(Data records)
■ ■ ■ ■

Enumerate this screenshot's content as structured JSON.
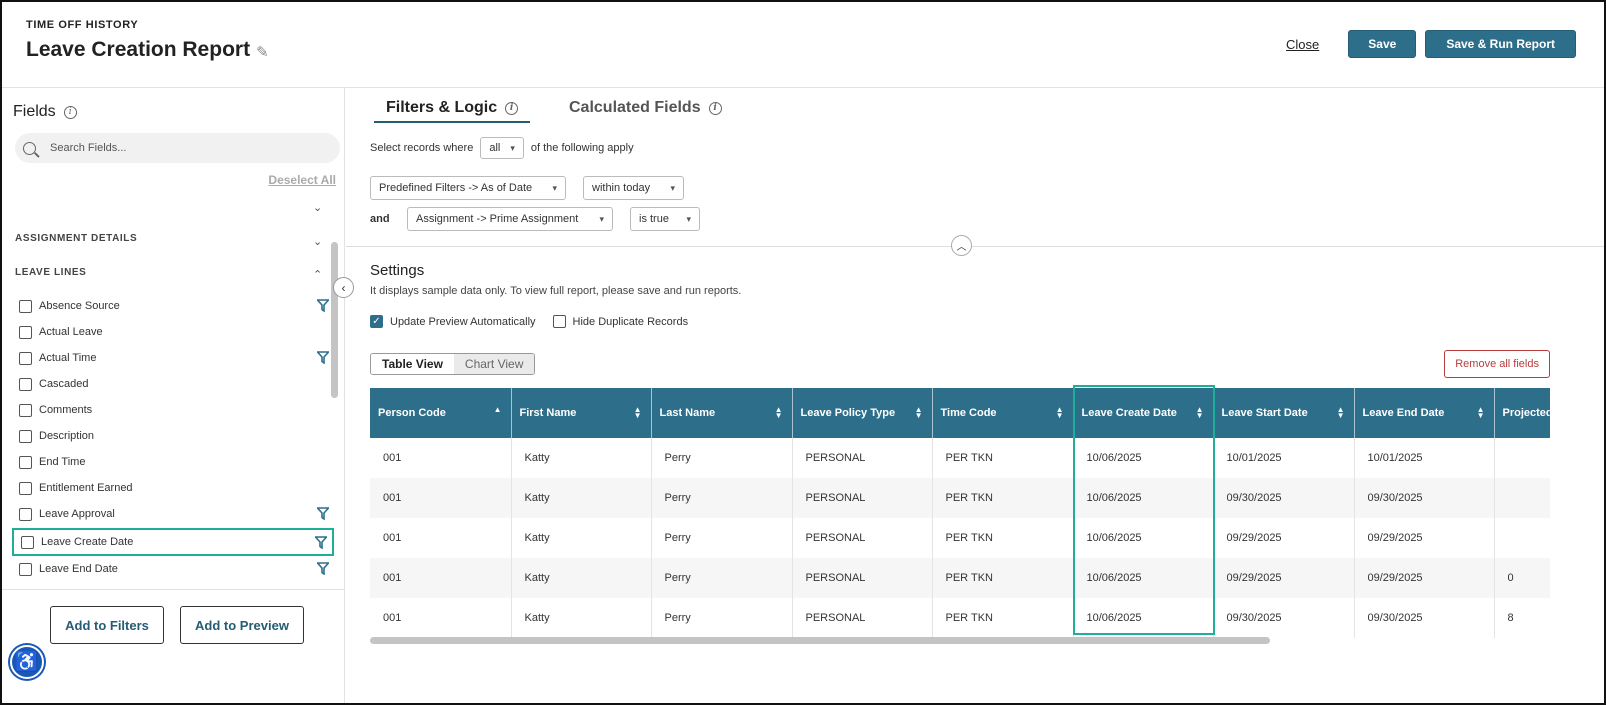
{
  "header": {
    "eyebrow": "TIME OFF HISTORY",
    "title": "Leave Creation Report",
    "close_label": "Close",
    "save_label": "Save",
    "save_run_label": "Save & Run Report"
  },
  "left_panel": {
    "title": "Fields",
    "search_placeholder": "Search Fields...",
    "deselect_label": "Deselect All",
    "sections": [
      "ASSIGNMENT DETAILS",
      "LEAVE LINES"
    ],
    "fields": [
      {
        "label": "Absence Source",
        "filter": true
      },
      {
        "label": "Actual Leave",
        "filter": false
      },
      {
        "label": "Actual Time",
        "filter": true
      },
      {
        "label": "Cascaded",
        "filter": false
      },
      {
        "label": "Comments",
        "filter": false
      },
      {
        "label": "Description",
        "filter": false
      },
      {
        "label": "End Time",
        "filter": false
      },
      {
        "label": "Entitlement Earned",
        "filter": false
      },
      {
        "label": "Leave Approval",
        "filter": true
      },
      {
        "label": "Leave Create Date",
        "filter": true
      },
      {
        "label": "Leave End Date",
        "filter": true
      }
    ],
    "add_filters_label": "Add to Filters",
    "add_preview_label": "Add to Preview"
  },
  "tabs": {
    "filters_logic": "Filters & Logic",
    "calculated_fields": "Calculated Fields"
  },
  "logic": {
    "prefix": "Select records where",
    "mode": "all",
    "suffix": "of the following apply",
    "and_label": "and",
    "filter1_field": "Predefined Filters -> As of Date",
    "filter1_op": "within today",
    "filter2_field": "Assignment -> Prime Assignment",
    "filter2_op": "is true"
  },
  "settings": {
    "title": "Settings",
    "description": "It displays sample data only. To view full report, please save and run reports.",
    "update_preview": "Update Preview Automatically",
    "hide_duplicates": "Hide Duplicate Records",
    "table_view": "Table View",
    "chart_view": "Chart View",
    "remove_all": "Remove all fields"
  },
  "table": {
    "columns": [
      "Person Code",
      "First Name",
      "Last Name",
      "Leave Policy Type",
      "Time Code",
      "Leave Create Date",
      "Leave Start Date",
      "Leave End Date",
      "Projected"
    ],
    "rows": [
      [
        "001",
        "Katty",
        "Perry",
        "PERSONAL",
        "PER TKN",
        "10/06/2025",
        "10/01/2025",
        "10/01/2025",
        ""
      ],
      [
        "001",
        "Katty",
        "Perry",
        "PERSONAL",
        "PER TKN",
        "10/06/2025",
        "09/30/2025",
        "09/30/2025",
        ""
      ],
      [
        "001",
        "Katty",
        "Perry",
        "PERSONAL",
        "PER TKN",
        "10/06/2025",
        "09/29/2025",
        "09/29/2025",
        ""
      ],
      [
        "001",
        "Katty",
        "Perry",
        "PERSONAL",
        "PER TKN",
        "10/06/2025",
        "09/29/2025",
        "09/29/2025",
        "0"
      ],
      [
        "001",
        "Katty",
        "Perry",
        "PERSONAL",
        "PER TKN",
        "10/06/2025",
        "09/30/2025",
        "09/30/2025",
        "8"
      ]
    ]
  },
  "colors": {
    "primary": "#2d6f8a",
    "highlight": "#1fae97",
    "danger": "#b73c3c"
  }
}
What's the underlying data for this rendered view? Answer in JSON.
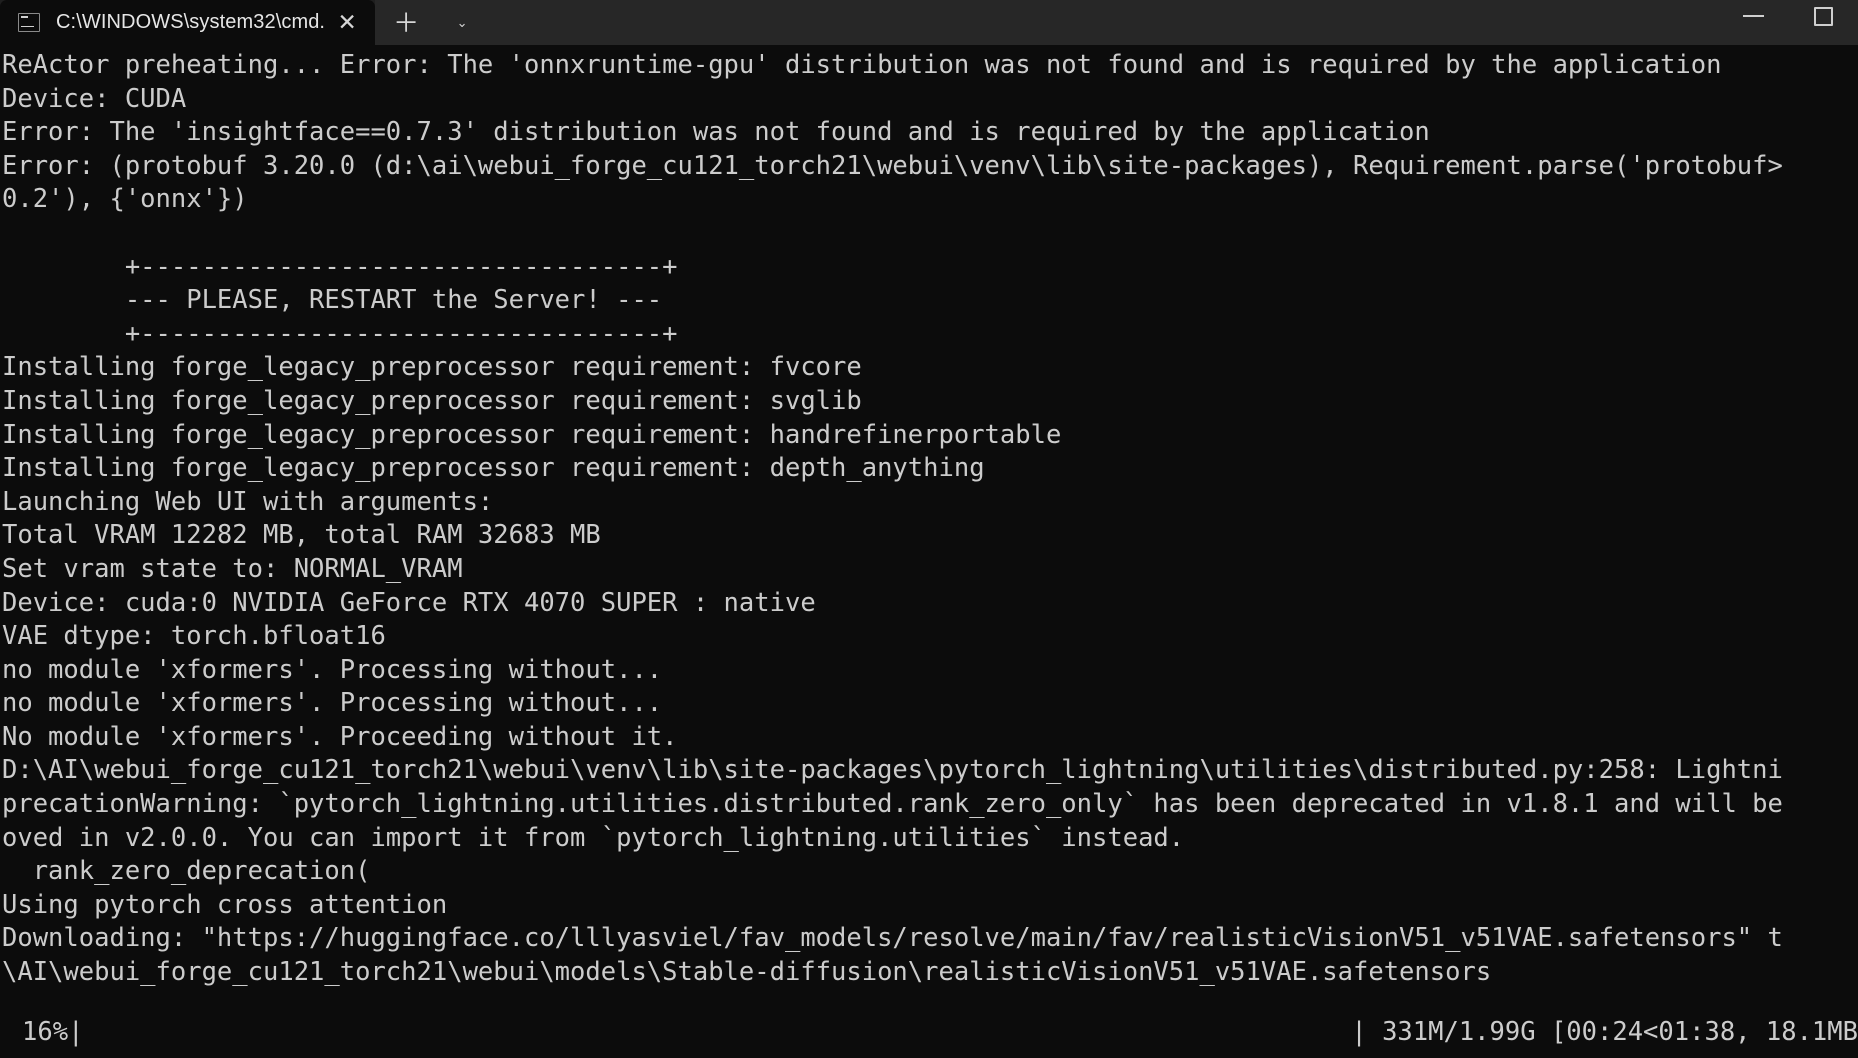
{
  "window": {
    "tab_title": "C:\\WINDOWS\\system32\\cmd.",
    "tab_icon": "cmd-console-icon",
    "close_glyph": "✕",
    "newtab_glyph": "＋",
    "tabmenu_glyph": "⌄",
    "minimize_label": "minimize",
    "maximize_label": "maximize",
    "colors": {
      "chrome_bg": "#272727",
      "tab_bg": "#0c0c0c",
      "terminal_bg": "#0c0c0c",
      "terminal_fg": "#cccccc",
      "progress_fill": "#a6a6a6"
    }
  },
  "console": {
    "lines": [
      "ReActor preheating... Error: The 'onnxruntime-gpu' distribution was not found and is required by the application",
      "Device: CUDA",
      "Error: The 'insightface==0.7.3' distribution was not found and is required by the application",
      "Error: (protobuf 3.20.0 (d:\\ai\\webui_forge_cu121_torch21\\webui\\venv\\lib\\site-packages), Requirement.parse('protobuf>",
      "0.2'), {'onnx'})",
      "",
      "        +----------------------------------+",
      "        --- PLEASE, RESTART the Server! ---",
      "        +----------------------------------+",
      "Installing forge_legacy_preprocessor requirement: fvcore",
      "Installing forge_legacy_preprocessor requirement: svglib",
      "Installing forge_legacy_preprocessor requirement: handrefinerportable",
      "Installing forge_legacy_preprocessor requirement: depth_anything",
      "Launching Web UI with arguments:",
      "Total VRAM 12282 MB, total RAM 32683 MB",
      "Set vram state to: NORMAL_VRAM",
      "Device: cuda:0 NVIDIA GeForce RTX 4070 SUPER : native",
      "VAE dtype: torch.bfloat16",
      "no module 'xformers'. Processing without...",
      "no module 'xformers'. Processing without...",
      "No module 'xformers'. Proceeding without it.",
      "D:\\AI\\webui_forge_cu121_torch21\\webui\\venv\\lib\\site-packages\\pytorch_lightning\\utilities\\distributed.py:258: Lightni",
      "precationWarning: `pytorch_lightning.utilities.distributed.rank_zero_only` has been deprecated in v1.8.1 and will be",
      "oved in v2.0.0. You can import it from `pytorch_lightning.utilities` instead.",
      "  rank_zero_deprecation(",
      "Using pytorch cross attention",
      "Downloading: \"https://huggingface.co/lllyasviel/fav_models/resolve/main/fav/realisticVisionV51_v51VAE.safetensors\" t",
      "\\AI\\webui_forge_cu121_torch21\\webui\\models\\Stable-diffusion\\realisticVisionV51_v51VAE.safetensors"
    ]
  },
  "progress": {
    "percent_label": "16%",
    "percent_value": 16,
    "bar_separator": "|",
    "downloaded": "331M",
    "total": "1.99G",
    "elapsed": "00:24",
    "remaining": "01:38",
    "rate": "18.1MB",
    "right_text": "| 331M/1.99G [00:24<01:38, 18.1MB"
  }
}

■ ■ ■ ■

WHAT THE TASK REQUIRES: Each line of the data is to be duplicated exactly; pictures stay out of the copy.

CORRECT ANSWER:
Enumerate this screenshot's content as structured JSON.
{
  "header": {
    "eyebrow": "TIME OFF HISTORY",
    "title": "Leave Creation Report",
    "close_label": "Close",
    "save_label": "Save",
    "save_run_label": "Save & Run Report"
  },
  "left_panel": {
    "title": "Fields",
    "search_placeholder": "Search Fields...",
    "deselect_label": "Deselect All",
    "sections": [
      "ASSIGNMENT DETAILS",
      "LEAVE LINES"
    ],
    "fields": [
      {
        "label": "Absence Source",
        "filter": true
      },
      {
        "label": "Actual Leave",
        "filter": false
      },
      {
        "label": "Actual Time",
        "filter": true
      },
      {
        "label": "Cascaded",
        "filter": false
      },
      {
        "label": "Comments",
        "filter": false
      },
      {
        "label": "Description",
        "filter": false
      },
      {
        "label": "End Time",
        "filter": false
      },
      {
        "label": "Entitlement Earned",
        "filter": false
      },
      {
        "label": "Leave Approval",
        "filter": true
      },
      {
        "label": "Leave Create Date",
        "filter": true
      },
      {
        "label": "Leave End Date",
        "filter": true
      }
    ],
    "add_filters_label": "Add to Filters",
    "add_preview_label": "Add to Preview"
  },
  "tabs": {
    "filters_logic": "Filters & Logic",
    "calculated_fields": "Calculated Fields"
  },
  "logic": {
    "prefix": "Select records where",
    "mode": "all",
    "suffix": "of the following apply",
    "and_label": "and",
    "filter1_field": "Predefined Filters -> As of Date",
    "filter1_op": "within today",
    "filter2_field": "Assignment -> Prime Assignment",
    "filter2_op": "is true"
  },
  "settings": {
    "title": "Settings",
    "description": "It displays sample data only. To view full report, please save and run reports.",
    "update_preview": "Update Preview Automatically",
    "hide_duplicates": "Hide Duplicate Records",
    "table_view": "Table View",
    "chart_view": "Chart View",
    "remove_all": "Remove all fields"
  },
  "table": {
    "columns": [
      "Person Code",
      "First Name",
      "Last Name",
      "Leave Policy Type",
      "Time Code",
      "Leave Create Date",
      "Leave Start Date",
      "Leave End Date",
      "Projected"
    ],
    "rows": [
      [
        "001",
        "Katty",
        "Perry",
        "PERSONAL",
        "PER TKN",
        "10/06/2025",
        "10/01/2025",
        "10/01/2025",
        ""
      ],
      [
        "001",
        "Katty",
        "Perry",
        "PERSONAL",
        "PER TKN",
        "10/06/2025",
        "09/30/2025",
        "09/30/2025",
        ""
      ],
      [
        "001",
        "Katty",
        "Perry",
        "PERSONAL",
        "PER TKN",
        "10/06/2025",
        "09/29/2025",
        "09/29/2025",
        ""
      ],
      [
        "001",
        "Katty",
        "Perry",
        "PERSONAL",
        "PER TKN",
        "10/06/2025",
        "09/29/2025",
        "09/29/2025",
        "0"
      ],
      [
        "001",
        "Katty",
        "Perry",
        "PERSONAL",
        "PER TKN",
        "10/06/2025",
        "09/30/2025",
        "09/30/2025",
        "8"
      ]
    ]
  },
  "colors": {
    "primary": "#2d6f8a",
    "highlight": "#1fae97",
    "danger": "#b73c3c"
  }
}
What's the underlying data for this rendered view? Answer in JSON.
{
  "window": {
    "tab_title": "C:\\WINDOWS\\system32\\cmd.",
    "tab_icon": "cmd-console-icon",
    "close_glyph": "✕",
    "newtab_glyph": "＋",
    "tabmenu_glyph": "⌄",
    "minimize_label": "minimize",
    "maximize_label": "maximize",
    "colors": {
      "chrome_bg": "#272727",
      "tab_bg": "#0c0c0c",
      "terminal_bg": "#0c0c0c",
      "terminal_fg": "#cccccc",
      "progress_fill": "#a6a6a6"
    }
  },
  "console": {
    "lines": [
      "ReActor preheating... Error: The 'onnxruntime-gpu' distribution was not found and is required by the application",
      "Device: CUDA",
      "Error: The 'insightface==0.7.3' distribution was not found and is required by the application",
      "Error: (protobuf 3.20.0 (d:\\ai\\webui_forge_cu121_torch21\\webui\\venv\\lib\\site-packages), Requirement.parse('protobuf>",
      "0.2'), {'onnx'})",
      "",
      "        +----------------------------------+",
      "        --- PLEASE, RESTART the Server! ---",
      "        +----------------------------------+",
      "Installing forge_legacy_preprocessor requirement: fvcore",
      "Installing forge_legacy_preprocessor requirement: svglib",
      "Installing forge_legacy_preprocessor requirement: handrefinerportable",
      "Installing forge_legacy_preprocessor requirement: depth_anything",
      "Launching Web UI with arguments:",
      "Total VRAM 12282 MB, total RAM 32683 MB",
      "Set vram state to: NORMAL_VRAM",
      "Device: cuda:0 NVIDIA GeForce RTX 4070 SUPER : native",
      "VAE dtype: torch.bfloat16",
      "no module 'xformers'. Processing without...",
      "no module 'xformers'. Processing without...",
      "No module 'xformers'. Proceeding without it.",
      "D:\\AI\\webui_forge_cu121_torch21\\webui\\venv\\lib\\site-packages\\pytorch_lightning\\utilities\\distributed.py:258: Lightni",
      "precationWarning: `pytorch_lightning.utilities.distributed.rank_zero_only` has been deprecated in v1.8.1 and will be",
      "oved in v2.0.0. You can import it from `pytorch_lightning.utilities` instead.",
      "  rank_zero_deprecation(",
      "Using pytorch cross attention",
      "Downloading: \"https://huggingface.co/lllyasviel/fav_models/resolve/main/fav/realisticVisionV51_v51VAE.safetensors\" t",
      "\\AI\\webui_forge_cu121_torch21\\webui\\models\\Stable-diffusion\\realisticVisionV51_v51VAE.safetensors"
    ]
  },
  "progress": {
    "percent_label": "16%",
    "percent_value": 16,
    "bar_separator": "|",
    "downloaded": "331M",
    "total": "1.99G",
    "elapsed": "00:24",
    "remaining": "01:38",
    "rate": "18.1MB",
    "right_text": "| 331M/1.99G [00:24<01:38, 18.1MB"
  }
}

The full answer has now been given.